▸ **OBJECTIVE**: Read the records below and copy each line that contains "Точн".

Extracted data entries
#####

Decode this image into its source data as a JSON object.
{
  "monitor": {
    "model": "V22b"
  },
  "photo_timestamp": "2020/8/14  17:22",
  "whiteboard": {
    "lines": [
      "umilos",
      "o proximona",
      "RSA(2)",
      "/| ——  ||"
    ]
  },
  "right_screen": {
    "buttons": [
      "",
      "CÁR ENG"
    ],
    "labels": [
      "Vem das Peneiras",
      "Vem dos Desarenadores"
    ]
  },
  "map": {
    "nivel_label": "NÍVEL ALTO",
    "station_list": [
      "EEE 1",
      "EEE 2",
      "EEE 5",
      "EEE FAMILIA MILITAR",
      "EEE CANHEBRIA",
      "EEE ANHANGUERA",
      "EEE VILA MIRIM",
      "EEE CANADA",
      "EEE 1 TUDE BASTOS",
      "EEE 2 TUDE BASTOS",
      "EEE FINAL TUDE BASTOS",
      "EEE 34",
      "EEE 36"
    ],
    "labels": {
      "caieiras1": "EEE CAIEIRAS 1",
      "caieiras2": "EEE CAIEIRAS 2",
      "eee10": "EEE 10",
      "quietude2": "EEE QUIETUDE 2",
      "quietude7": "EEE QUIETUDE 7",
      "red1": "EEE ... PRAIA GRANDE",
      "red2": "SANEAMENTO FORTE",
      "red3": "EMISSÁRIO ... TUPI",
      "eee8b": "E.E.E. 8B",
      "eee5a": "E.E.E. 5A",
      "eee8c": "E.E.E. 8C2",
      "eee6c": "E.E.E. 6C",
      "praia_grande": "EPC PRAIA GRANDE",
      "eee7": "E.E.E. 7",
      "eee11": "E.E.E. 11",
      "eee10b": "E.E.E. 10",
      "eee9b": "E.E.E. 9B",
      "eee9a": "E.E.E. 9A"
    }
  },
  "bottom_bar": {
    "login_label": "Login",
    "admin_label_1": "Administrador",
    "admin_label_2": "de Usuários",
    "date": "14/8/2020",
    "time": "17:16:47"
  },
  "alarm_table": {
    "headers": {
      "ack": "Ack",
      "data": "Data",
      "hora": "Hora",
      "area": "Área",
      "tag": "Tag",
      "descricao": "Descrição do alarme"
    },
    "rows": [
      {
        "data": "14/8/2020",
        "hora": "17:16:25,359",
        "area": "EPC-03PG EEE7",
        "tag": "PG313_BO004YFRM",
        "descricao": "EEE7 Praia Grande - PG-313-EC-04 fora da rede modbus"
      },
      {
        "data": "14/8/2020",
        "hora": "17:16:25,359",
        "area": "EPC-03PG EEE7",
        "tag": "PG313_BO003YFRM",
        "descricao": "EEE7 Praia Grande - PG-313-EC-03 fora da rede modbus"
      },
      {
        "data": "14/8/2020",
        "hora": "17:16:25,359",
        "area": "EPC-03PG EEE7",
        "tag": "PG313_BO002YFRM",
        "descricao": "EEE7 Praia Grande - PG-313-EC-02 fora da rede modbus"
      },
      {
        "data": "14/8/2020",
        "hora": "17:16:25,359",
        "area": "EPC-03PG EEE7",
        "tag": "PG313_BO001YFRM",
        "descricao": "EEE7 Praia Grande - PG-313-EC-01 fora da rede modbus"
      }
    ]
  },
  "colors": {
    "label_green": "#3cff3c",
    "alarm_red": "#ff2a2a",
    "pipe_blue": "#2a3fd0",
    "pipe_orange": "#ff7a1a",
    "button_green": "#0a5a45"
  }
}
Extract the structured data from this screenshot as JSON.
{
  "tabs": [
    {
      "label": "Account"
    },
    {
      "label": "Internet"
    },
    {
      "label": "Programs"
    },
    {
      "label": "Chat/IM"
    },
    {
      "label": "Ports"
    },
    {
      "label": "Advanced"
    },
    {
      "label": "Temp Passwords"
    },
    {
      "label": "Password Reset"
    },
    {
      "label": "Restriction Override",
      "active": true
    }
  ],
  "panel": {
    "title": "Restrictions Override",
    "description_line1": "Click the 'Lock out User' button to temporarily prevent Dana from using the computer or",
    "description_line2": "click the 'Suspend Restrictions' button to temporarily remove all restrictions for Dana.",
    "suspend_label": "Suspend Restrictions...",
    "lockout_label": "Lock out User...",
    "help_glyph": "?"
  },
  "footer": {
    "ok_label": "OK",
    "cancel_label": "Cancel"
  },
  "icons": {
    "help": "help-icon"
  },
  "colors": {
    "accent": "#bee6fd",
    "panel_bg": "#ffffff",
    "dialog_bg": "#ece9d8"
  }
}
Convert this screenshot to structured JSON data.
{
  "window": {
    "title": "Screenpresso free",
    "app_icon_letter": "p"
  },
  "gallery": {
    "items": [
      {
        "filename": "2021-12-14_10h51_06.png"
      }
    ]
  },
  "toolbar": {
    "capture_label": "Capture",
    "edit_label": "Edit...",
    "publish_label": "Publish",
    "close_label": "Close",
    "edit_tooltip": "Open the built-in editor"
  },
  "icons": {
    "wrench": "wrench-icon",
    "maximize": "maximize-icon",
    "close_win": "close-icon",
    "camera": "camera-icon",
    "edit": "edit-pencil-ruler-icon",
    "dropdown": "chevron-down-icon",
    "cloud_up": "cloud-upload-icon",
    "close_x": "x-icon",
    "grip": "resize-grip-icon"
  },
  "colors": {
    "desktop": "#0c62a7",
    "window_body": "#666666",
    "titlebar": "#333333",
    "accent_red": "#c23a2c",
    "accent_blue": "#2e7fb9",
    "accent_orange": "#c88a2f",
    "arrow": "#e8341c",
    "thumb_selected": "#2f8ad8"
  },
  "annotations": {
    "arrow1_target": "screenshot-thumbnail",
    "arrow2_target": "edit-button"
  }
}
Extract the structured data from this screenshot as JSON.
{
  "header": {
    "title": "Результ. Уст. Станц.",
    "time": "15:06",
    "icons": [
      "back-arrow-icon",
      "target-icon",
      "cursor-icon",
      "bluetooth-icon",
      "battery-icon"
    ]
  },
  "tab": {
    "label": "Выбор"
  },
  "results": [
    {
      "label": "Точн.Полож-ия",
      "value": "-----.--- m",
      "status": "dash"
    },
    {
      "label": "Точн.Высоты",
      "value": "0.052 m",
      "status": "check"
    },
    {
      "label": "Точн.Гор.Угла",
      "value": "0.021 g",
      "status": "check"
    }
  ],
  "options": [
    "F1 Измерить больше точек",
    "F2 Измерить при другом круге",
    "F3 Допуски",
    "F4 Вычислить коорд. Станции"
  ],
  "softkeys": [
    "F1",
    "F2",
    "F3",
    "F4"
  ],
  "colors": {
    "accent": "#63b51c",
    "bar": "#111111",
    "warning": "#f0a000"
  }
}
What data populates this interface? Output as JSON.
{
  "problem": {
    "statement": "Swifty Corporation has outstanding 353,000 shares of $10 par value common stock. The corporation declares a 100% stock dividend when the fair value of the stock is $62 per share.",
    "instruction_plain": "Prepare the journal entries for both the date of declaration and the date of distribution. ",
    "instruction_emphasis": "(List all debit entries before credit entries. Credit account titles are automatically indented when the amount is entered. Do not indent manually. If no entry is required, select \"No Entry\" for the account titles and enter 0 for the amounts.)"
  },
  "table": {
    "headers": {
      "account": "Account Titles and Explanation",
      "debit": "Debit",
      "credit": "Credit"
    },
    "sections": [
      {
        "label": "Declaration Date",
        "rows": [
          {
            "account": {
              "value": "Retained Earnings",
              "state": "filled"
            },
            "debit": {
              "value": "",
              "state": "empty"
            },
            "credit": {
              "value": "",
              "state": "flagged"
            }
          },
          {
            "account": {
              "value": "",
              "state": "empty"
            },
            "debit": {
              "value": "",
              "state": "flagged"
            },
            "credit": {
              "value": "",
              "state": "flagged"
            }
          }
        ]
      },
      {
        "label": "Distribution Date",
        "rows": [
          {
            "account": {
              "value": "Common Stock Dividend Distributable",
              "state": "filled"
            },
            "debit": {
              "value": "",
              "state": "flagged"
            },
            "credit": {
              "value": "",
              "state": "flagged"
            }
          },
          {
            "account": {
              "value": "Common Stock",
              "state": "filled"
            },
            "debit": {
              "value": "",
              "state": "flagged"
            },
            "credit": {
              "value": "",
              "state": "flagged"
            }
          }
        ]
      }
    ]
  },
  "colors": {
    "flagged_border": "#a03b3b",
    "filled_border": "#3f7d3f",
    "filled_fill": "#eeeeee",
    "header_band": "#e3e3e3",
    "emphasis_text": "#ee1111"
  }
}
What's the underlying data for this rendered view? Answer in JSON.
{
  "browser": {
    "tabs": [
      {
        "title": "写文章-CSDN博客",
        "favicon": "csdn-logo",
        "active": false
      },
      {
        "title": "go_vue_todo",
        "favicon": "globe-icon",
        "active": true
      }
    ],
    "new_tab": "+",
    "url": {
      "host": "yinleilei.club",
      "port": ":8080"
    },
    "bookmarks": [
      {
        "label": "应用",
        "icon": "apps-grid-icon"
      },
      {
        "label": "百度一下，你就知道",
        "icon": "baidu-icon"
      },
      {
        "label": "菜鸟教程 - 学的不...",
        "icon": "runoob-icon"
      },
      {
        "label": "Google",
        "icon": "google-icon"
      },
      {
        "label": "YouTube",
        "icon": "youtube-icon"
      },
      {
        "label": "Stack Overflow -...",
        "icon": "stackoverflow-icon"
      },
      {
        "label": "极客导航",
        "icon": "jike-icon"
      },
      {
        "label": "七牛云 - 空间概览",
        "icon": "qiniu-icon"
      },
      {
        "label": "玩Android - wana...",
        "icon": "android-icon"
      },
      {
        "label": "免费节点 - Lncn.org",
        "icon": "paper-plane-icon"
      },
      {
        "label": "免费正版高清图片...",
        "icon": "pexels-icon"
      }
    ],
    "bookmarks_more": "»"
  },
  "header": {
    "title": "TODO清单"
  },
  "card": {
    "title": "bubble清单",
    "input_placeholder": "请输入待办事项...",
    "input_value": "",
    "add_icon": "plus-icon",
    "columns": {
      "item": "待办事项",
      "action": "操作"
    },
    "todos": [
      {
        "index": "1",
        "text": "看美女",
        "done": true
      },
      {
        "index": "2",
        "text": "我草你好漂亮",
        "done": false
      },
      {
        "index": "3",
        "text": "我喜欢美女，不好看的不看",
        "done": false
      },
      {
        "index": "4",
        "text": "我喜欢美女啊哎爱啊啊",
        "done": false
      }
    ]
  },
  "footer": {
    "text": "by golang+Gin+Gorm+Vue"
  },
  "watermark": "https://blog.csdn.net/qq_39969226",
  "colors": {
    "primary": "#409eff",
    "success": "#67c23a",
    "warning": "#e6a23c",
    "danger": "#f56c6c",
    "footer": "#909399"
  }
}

#####

▸ **FINISHED TASK**:
      "label": "Точн.Полож-ия",
      "label": "Точн.Высоты",
      "label": "Точн.Гор.Угла",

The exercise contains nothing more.